Find the lines containing the word "image" and copy every one of them.

Data excerpts
START
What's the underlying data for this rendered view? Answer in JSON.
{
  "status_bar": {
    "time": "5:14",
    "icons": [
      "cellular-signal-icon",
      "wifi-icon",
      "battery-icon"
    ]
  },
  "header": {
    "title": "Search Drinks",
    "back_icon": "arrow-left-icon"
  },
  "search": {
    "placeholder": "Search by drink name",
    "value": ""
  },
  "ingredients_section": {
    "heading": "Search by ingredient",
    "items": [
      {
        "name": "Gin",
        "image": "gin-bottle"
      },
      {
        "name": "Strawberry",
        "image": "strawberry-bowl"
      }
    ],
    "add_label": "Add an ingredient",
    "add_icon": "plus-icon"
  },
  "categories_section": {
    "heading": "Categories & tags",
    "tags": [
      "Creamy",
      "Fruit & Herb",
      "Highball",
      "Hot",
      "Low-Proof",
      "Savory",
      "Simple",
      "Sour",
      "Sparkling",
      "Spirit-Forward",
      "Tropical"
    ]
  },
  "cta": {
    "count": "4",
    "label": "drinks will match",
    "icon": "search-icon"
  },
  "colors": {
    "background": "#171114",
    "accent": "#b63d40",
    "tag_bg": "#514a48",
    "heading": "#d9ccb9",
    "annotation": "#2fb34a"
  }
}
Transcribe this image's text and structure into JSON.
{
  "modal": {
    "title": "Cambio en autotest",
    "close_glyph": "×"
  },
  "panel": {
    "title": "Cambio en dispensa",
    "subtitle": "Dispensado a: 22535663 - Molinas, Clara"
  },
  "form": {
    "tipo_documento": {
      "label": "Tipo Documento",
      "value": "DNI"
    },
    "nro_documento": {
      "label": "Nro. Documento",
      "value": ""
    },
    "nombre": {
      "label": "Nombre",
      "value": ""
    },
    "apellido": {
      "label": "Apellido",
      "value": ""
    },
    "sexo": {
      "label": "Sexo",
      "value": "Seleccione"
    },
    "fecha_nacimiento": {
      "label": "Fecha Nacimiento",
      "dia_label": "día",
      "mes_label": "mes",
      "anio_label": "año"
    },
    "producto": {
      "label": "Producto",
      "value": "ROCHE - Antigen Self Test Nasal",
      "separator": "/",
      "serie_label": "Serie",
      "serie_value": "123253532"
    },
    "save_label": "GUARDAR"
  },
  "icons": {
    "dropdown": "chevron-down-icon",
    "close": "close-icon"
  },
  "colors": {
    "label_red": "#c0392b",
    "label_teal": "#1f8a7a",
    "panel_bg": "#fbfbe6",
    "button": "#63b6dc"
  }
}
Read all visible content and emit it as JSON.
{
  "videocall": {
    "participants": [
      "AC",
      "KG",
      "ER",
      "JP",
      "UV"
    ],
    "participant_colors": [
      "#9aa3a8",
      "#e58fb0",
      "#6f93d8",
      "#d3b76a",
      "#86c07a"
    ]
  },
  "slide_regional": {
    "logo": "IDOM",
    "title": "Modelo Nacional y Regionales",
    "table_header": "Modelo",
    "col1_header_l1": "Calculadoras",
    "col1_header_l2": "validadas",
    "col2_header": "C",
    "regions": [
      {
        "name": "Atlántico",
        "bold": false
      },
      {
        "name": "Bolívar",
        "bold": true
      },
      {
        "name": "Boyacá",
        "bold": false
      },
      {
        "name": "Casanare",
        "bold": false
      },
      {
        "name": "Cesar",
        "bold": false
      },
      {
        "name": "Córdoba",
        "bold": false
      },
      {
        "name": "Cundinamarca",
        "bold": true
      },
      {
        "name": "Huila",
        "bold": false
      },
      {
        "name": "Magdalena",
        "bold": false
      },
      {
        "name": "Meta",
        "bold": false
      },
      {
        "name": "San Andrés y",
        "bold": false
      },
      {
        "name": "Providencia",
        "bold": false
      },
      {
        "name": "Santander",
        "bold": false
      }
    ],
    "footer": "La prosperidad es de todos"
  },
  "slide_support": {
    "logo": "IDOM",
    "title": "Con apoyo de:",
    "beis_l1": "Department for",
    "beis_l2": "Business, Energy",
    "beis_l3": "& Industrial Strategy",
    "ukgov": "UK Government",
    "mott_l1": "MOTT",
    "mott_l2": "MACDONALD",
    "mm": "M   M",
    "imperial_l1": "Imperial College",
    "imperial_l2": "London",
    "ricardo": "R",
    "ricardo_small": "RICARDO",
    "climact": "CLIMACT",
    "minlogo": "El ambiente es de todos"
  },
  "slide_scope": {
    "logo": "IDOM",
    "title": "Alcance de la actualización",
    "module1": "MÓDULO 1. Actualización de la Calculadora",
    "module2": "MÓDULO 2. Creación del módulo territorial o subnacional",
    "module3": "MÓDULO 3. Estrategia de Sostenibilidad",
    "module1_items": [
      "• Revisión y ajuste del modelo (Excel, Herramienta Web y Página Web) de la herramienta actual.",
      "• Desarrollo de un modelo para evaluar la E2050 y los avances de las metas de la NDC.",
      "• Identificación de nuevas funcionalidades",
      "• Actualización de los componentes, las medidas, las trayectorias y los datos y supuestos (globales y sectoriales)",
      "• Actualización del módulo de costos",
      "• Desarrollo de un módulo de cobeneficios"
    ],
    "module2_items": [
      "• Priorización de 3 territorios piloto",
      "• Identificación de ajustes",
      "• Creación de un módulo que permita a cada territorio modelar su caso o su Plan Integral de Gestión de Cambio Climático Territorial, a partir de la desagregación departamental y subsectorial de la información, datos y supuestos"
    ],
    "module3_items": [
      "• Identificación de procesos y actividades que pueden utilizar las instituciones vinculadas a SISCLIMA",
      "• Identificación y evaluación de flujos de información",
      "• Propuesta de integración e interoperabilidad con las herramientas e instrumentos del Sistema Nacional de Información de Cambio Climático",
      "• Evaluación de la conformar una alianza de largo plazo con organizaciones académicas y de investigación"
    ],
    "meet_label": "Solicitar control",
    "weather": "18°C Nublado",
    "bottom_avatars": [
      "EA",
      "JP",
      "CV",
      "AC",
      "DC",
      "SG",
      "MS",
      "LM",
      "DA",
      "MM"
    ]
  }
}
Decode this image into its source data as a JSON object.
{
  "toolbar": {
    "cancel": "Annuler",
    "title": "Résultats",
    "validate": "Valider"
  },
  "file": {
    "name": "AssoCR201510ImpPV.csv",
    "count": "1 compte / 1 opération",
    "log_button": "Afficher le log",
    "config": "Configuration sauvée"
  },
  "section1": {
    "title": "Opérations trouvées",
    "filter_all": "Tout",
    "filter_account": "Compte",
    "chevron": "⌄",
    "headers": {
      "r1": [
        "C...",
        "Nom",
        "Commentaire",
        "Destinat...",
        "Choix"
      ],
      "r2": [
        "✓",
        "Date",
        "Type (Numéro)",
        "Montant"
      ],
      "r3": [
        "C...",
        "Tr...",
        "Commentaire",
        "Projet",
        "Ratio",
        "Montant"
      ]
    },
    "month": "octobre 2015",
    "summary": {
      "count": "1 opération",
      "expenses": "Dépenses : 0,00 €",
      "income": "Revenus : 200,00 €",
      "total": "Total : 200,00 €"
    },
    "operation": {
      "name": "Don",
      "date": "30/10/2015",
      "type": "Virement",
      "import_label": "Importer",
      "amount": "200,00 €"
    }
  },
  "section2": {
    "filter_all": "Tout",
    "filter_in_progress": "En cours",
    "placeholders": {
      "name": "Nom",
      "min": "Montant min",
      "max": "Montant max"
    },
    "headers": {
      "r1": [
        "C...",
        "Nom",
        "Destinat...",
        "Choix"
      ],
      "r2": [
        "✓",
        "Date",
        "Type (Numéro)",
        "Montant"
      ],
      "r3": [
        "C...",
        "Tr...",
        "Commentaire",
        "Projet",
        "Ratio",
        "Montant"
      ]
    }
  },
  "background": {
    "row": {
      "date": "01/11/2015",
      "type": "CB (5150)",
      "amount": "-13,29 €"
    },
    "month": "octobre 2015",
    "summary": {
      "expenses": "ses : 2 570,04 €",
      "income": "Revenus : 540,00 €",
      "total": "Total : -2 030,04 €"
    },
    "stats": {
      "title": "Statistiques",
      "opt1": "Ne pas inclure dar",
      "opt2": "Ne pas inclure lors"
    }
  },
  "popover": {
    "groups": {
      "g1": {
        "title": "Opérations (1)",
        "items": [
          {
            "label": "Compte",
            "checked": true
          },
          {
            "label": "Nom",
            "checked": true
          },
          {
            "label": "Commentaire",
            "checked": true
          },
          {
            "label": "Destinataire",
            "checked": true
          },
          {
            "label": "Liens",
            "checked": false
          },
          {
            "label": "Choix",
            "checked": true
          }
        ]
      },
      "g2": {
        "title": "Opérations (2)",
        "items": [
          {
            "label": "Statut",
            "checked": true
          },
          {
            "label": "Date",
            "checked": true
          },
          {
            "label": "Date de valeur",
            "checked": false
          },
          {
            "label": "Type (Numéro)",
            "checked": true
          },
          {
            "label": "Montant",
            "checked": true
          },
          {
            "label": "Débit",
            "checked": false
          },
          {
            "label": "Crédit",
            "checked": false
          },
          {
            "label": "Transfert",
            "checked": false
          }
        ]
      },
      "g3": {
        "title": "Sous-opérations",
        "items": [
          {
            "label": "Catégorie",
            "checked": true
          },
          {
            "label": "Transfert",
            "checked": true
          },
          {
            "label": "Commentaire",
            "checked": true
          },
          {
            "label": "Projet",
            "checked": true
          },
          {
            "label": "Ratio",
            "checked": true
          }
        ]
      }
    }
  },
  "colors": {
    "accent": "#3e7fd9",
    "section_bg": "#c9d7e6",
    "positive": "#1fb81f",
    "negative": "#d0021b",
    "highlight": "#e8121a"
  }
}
END
- Exercise response:
        "image": "gin-bottle"
        "image": "strawberry-bowl"
Transcribe this image's text and structure into JSON.
Decode this image into its source data as a JSON object.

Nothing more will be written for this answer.